Pick every line from the data below that contains the string "Enterobacter" and copy it.

[Opening THE DATA section]

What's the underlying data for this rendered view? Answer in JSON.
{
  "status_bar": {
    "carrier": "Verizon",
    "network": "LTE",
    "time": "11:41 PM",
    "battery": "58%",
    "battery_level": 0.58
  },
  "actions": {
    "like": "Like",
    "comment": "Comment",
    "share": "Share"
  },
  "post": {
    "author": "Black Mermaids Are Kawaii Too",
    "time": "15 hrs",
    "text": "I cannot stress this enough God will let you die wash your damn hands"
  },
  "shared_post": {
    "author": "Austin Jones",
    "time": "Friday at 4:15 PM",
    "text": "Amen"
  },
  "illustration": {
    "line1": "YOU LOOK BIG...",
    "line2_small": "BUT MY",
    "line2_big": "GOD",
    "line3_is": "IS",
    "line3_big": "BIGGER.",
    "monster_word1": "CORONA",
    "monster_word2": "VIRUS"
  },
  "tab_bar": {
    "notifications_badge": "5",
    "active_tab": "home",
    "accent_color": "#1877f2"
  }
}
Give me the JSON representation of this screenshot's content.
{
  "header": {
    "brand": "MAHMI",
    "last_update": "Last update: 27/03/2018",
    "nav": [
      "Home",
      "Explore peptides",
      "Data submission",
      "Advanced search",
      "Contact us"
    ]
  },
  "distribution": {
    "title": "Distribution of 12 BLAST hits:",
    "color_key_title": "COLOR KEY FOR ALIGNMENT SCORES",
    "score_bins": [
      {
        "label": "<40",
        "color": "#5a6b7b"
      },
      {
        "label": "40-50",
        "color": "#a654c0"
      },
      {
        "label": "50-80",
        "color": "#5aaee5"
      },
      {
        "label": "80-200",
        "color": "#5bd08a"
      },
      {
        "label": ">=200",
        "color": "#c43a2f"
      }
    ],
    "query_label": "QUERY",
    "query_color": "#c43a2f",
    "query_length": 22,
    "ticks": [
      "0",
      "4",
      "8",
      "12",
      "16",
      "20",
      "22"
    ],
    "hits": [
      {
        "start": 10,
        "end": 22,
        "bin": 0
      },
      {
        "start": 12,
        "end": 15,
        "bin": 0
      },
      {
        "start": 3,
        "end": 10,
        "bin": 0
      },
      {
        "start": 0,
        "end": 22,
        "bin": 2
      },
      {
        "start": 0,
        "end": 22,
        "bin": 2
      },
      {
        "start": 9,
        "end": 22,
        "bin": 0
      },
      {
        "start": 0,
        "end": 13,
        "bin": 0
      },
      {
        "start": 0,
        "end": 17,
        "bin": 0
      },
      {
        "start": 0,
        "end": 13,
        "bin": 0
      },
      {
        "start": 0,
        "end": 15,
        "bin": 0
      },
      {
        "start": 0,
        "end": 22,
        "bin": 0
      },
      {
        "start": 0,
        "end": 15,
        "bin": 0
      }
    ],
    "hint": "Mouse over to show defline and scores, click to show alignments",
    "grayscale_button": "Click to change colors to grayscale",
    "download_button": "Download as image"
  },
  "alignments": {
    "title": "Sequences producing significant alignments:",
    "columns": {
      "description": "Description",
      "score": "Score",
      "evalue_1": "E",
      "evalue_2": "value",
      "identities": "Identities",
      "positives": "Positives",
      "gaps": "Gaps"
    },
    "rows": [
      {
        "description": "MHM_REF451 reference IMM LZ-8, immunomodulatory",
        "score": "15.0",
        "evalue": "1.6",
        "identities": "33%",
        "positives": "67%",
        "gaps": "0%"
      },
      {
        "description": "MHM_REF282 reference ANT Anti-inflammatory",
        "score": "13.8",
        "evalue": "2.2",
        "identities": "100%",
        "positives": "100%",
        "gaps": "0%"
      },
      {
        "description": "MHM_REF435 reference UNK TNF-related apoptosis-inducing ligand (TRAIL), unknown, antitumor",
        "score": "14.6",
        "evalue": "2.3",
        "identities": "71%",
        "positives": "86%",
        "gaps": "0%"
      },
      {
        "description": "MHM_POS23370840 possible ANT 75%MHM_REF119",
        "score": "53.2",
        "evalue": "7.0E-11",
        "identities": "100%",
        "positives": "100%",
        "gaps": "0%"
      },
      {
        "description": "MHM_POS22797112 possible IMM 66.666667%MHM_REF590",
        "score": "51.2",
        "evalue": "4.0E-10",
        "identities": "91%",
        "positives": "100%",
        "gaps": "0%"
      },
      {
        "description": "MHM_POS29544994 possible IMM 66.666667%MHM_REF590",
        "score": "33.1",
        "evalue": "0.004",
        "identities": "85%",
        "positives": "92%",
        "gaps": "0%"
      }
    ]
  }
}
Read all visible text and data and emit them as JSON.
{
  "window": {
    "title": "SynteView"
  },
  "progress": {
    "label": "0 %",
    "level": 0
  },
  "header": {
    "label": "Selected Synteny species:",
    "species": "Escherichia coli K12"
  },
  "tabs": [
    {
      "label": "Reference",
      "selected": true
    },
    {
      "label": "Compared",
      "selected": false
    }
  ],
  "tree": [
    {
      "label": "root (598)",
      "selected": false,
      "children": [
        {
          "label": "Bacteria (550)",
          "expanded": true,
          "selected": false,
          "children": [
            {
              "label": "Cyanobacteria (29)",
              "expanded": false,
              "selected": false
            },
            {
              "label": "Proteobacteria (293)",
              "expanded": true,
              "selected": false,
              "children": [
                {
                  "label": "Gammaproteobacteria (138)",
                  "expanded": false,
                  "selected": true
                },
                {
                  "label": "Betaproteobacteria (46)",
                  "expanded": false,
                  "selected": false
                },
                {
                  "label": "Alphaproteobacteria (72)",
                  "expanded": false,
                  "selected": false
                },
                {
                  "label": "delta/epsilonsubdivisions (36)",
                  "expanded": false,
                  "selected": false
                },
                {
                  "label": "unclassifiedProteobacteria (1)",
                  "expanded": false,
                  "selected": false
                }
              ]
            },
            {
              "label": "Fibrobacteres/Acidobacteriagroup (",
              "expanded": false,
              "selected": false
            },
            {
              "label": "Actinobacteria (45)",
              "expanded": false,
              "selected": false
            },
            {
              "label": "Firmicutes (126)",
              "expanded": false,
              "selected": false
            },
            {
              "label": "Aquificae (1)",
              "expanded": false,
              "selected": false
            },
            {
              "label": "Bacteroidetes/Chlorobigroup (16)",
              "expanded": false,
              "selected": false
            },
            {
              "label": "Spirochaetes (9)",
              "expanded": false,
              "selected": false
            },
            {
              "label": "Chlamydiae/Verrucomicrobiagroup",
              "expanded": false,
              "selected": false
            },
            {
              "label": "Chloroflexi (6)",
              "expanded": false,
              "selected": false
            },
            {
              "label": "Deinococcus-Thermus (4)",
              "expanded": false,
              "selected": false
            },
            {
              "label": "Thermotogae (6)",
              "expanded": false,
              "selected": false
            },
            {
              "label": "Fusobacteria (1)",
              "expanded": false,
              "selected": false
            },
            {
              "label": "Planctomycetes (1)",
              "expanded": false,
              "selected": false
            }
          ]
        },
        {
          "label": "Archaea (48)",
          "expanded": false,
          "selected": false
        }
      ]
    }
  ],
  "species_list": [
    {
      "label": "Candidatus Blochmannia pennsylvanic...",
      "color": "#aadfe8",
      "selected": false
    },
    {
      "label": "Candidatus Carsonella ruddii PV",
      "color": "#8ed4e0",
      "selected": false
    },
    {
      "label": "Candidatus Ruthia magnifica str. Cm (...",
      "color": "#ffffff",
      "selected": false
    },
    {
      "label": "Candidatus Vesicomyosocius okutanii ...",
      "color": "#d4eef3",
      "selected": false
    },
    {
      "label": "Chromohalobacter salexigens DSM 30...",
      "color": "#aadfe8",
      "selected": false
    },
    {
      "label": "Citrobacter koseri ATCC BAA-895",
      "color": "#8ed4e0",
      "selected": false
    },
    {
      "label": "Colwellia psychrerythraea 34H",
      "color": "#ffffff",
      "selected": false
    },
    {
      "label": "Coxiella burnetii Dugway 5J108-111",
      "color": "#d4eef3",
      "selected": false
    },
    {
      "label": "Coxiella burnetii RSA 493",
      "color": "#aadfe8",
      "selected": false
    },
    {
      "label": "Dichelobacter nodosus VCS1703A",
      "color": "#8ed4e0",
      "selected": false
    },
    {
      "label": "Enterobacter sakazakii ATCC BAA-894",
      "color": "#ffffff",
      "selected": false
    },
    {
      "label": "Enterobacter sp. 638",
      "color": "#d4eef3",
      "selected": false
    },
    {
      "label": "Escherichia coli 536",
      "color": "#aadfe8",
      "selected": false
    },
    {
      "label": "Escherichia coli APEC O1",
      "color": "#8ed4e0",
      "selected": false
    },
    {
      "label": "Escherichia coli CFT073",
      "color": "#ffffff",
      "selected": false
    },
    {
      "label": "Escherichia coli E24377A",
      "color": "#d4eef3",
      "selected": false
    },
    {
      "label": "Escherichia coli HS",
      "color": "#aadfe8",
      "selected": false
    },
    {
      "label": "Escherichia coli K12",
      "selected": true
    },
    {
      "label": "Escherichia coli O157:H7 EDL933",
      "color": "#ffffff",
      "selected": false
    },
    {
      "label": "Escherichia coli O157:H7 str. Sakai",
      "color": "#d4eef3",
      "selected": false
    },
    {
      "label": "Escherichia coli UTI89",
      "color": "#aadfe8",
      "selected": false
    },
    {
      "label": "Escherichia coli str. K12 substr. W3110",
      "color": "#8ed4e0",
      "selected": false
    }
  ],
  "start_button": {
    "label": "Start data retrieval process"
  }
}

[Closing THE DATA section]

• SOLUTION BELOW:
      "label": "Enterobacter sakazakii ATCC BAA-894",
      "label": "Enterobacter sp. 638",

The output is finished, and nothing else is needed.